[EXTRACTED INFORMATION]:
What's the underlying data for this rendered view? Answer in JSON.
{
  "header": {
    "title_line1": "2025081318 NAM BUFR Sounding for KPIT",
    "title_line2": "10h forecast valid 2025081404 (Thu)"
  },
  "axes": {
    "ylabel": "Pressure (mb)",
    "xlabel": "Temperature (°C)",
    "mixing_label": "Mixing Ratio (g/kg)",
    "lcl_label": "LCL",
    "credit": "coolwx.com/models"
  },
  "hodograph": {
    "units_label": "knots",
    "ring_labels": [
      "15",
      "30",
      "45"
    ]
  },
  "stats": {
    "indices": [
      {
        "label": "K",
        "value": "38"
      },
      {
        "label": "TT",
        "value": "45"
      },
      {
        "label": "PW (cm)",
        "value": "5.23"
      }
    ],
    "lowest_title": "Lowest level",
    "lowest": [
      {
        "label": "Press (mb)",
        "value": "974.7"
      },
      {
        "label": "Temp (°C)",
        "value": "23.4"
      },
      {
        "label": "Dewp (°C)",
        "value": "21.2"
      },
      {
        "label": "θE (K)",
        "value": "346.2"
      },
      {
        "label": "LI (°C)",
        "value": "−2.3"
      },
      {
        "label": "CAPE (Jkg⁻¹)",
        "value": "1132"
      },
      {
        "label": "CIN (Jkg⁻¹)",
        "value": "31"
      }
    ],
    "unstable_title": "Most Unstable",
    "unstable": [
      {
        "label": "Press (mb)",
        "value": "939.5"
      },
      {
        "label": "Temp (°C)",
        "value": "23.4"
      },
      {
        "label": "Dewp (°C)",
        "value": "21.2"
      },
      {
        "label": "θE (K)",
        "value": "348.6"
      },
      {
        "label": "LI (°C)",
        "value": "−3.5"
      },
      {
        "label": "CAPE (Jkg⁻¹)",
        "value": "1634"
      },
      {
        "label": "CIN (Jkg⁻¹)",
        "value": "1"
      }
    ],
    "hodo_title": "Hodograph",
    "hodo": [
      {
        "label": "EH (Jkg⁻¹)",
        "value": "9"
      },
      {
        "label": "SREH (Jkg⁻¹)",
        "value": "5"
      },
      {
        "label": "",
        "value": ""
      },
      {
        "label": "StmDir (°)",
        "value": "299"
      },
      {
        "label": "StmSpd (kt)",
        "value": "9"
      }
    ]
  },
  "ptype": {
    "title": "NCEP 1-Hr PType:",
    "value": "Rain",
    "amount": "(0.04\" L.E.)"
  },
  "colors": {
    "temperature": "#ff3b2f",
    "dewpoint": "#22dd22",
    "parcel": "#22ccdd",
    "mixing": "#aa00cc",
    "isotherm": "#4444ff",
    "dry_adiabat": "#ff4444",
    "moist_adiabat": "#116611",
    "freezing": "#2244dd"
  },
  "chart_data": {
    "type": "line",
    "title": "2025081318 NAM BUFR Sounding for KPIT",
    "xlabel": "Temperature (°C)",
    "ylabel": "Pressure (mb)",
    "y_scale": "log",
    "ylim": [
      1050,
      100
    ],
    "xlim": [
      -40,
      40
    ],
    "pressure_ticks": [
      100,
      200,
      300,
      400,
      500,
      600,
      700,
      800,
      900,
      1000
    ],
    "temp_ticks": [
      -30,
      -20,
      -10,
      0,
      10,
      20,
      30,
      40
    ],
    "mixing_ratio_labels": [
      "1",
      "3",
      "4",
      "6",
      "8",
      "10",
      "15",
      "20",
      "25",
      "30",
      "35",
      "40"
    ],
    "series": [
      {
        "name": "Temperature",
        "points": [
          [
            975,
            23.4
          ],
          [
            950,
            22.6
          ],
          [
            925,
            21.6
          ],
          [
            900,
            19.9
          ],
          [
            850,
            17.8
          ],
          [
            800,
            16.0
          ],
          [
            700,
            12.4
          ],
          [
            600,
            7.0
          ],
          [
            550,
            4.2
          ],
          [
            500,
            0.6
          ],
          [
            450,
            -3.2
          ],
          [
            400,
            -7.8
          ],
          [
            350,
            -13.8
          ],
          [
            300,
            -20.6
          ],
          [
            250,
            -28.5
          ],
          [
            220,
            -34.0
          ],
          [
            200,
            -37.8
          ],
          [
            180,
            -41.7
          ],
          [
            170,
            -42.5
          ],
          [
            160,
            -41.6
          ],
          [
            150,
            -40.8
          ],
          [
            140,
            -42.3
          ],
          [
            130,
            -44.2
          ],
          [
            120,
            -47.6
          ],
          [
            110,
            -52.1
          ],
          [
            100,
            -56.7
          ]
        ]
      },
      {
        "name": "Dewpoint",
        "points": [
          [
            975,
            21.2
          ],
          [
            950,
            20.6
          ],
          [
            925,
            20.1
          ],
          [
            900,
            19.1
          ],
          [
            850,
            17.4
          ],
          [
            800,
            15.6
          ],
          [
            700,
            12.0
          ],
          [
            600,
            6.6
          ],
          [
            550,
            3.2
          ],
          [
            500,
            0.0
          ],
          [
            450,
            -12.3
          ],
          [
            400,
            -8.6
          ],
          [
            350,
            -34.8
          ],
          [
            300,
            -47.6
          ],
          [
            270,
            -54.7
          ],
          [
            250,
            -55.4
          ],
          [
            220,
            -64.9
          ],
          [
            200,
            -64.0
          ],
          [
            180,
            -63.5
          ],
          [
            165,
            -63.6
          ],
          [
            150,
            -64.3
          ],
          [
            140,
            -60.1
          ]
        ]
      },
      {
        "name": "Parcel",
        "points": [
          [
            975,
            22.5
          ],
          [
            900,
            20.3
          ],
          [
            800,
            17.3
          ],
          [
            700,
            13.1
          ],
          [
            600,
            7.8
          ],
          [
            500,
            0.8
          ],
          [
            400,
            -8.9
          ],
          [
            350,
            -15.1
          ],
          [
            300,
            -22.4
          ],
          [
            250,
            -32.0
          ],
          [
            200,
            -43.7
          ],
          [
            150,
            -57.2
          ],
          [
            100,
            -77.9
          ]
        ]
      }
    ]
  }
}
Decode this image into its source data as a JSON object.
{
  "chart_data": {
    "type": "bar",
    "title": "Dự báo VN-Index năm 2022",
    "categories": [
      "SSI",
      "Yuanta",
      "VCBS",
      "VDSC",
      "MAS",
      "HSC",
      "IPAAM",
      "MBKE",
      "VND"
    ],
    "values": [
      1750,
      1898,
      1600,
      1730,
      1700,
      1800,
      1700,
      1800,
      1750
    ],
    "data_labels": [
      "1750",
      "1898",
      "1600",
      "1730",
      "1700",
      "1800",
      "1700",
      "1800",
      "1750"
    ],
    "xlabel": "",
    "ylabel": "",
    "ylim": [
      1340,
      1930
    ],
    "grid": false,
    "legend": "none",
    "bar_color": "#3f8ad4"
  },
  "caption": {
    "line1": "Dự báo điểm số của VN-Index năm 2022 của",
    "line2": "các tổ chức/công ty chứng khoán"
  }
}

[INSTRUCTIONS TO FOLLOW]:
From the records given above, copy all lines containing "JSON".

[SOLUTION FOR THIS EXERCISE]:
What's the underlying data for this rendered view? Answer in JSON.
Decode this image into its source data as a JSON object.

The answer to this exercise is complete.